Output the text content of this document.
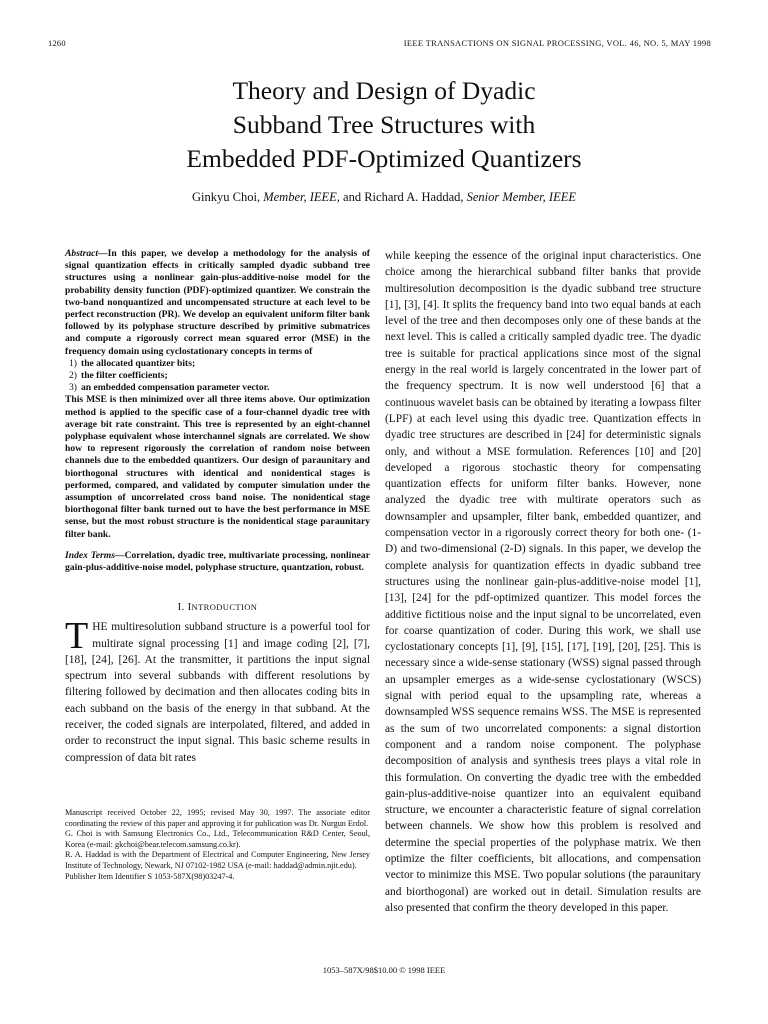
1260	IEEE TRANSACTIONS ON SIGNAL PROCESSING, VOL. 46, NO. 5, MAY 1998
Theory and Design of Dyadic
Subband Tree Structures with
Embedded PDF-Optimized Quantizers
Ginkyu Choi, Member, IEEE, and Richard A. Haddad, Senior Member, IEEE
Abstract—In this paper, we develop a methodology for the analysis of signal quantization effects in critically sampled dyadic subband tree structures using a nonlinear gain-plus-additive-noise model for the probability density function (PDF)-optimized quantizer. We constrain the two-band nonquantized and uncompensated structure at each level to be perfect reconstruction (PR). We develop an equivalent uniform filter bank followed by its polyphase structure described by primitive submatrices and compute a rigorously correct mean squared error (MSE) in the frequency domain using cyclostationary concepts in terms of
1) the allocated quantizer bits;
2) the filter coefficients;
3) an embedded compensation parameter vector.
This MSE is then minimized over all three items above. Our optimization method is applied to the specific case of a four-channel dyadic tree with average bit rate constraint. This tree is represented by an eight-channel polyphase equivalent whose interchannel signals are correlated. We show how to represent rigorously the correlation of random noise between channels due to the embedded quantizers. Our design of paraunitary and biorthogonal structures with identical and nonidentical stages is performed, compared, and validated by computer simulation under the assumption of uncorrelated cross band noise. The nonidentical stage biorthogonal filter bank turned out to have the best performance in MSE sense, but the most robust structure is the nonidentical stage paraunitary filter bank.
Index Terms—Correlation, dyadic tree, multivariate processing, nonlinear gain-plus-additive-noise model, polyphase structure, quantzation, robust.
I. INTRODUCTION
THE multiresolution subband structure is a powerful tool for multirate signal processing [1] and image coding [2], [7], [18], [24], [26]. At the transmitter, it partitions the input signal spectrum into several subbands with different resolutions by filtering followed by decimation and then allocates coding bits in each subband on the basis of the energy in that subband. At the receiver, the coded signals are interpolated, filtered, and added in order to reconstruct the input signal. This basic scheme results in compression of data bit rates

Manuscript received October 22, 1995; revised May 30, 1997. The associate editor coordinating the review of this paper and approving it for publication was Dr. Nurgun Erdol.

G. Choi is with Samsung Electronics Co., Ltd., Telecommunication R&D Center, Seoul, Korea (e-mail: gkchoi@bear.telecom.samsung.co.kr).

R. A. Haddad is with the Department of Electrical and Computer Engineering, New Jersey Institute of Technology, Newark, NJ 07102-1982 USA (e-mail: haddad@admin.njit.edu).

Publisher Item Identifier S 1053-587X(98)03247-4.

while keeping the essence of the original input characteristics. One choice among the hierarchical subband filter banks that provide multiresolution decomposition is the dyadic subband tree structure [1], [3], [4]. It splits the frequency band into two equal bands at each level of the tree and then decomposes only one of these bands at the next level. This is called a critically sampled dyadic tree. The dyadic tree is suitable for practical applications since most of the signal energy in the real world is largely concentrated in the lower part of the frequency spectrum. It is now well understood [6] that a continuous wavelet basis can be obtained by iterating a lowpass filter (LPF) at each level using this dyadic tree. Quantization effects in dyadic tree structures are described in [24] for deterministic signals only, and without a MSE formulation. References [10] and [20] developed a rigorous stochastic theory for compensating quantization effects for uniform filter banks. However, none analyzed the dyadic tree with multirate operators such as downsampler and upsampler, filter bank, embedded quantizer, and compensation vector in a rigorously correct theory for both one- (1-D) and two-dimensional (2-D) signals. In this paper, we develop the complete analysis for quantization effects in dyadic subband tree structures using the nonlinear gain-plus-additive-noise model [1], [13], [24] for the pdf-optimized quantizer. This model forces the additive fictitious noise and the input signal to be uncorrelated, even for coarse quantization of coder. During this work, we shall use cyclostationary concepts [1], [9], [15], [17], [19], [20], [25]. This is necessary since a wide-sense stationary (WSS) signal passed through an upsampler emerges as a wide-sense cyclostationary (WSCS) signal with period equal to the upsampling rate, whereas a downsampled WSS sequence remains WSS. The MSE is represented as the sum of two uncorrelated components: a signal distortion component and a random noise component. The polyphase decomposition of analysis and synthesis trees plays a vital role in this formulation. On converting the dyadic tree with the embedded gain-plus-additive-noise quantizer into an equivalent equiband structure, we encounter a characteristic feature of signal correlation between channels. We show how this problem is resolved and determine the special properties of the polyphase matrix. We then optimize the filter coefficients, bit allocations, and compensation vector to minimize this MSE. Two popular solutions (the paraunitary and biorthogonal) are worked out in detail. Simulation results are also presented that confirm the theory developed in this paper.
1053–587X/98$10.00 © 1998 IEEE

TASK STATEMENT: Go through the preceding material and copy each line that has the word "Haddad".

SOLUTION TO THE EXERCISE:
Ginkyu Choi, Member, IEEE, and Richard A. Haddad, Senior Member, IEEE
R. A. Haddad is with the Department of Electrical and Computer Engineering, New Jersey Institute of Technology, Newark, NJ 07102-1982 USA (e-mail: haddad@admin.njit.edu).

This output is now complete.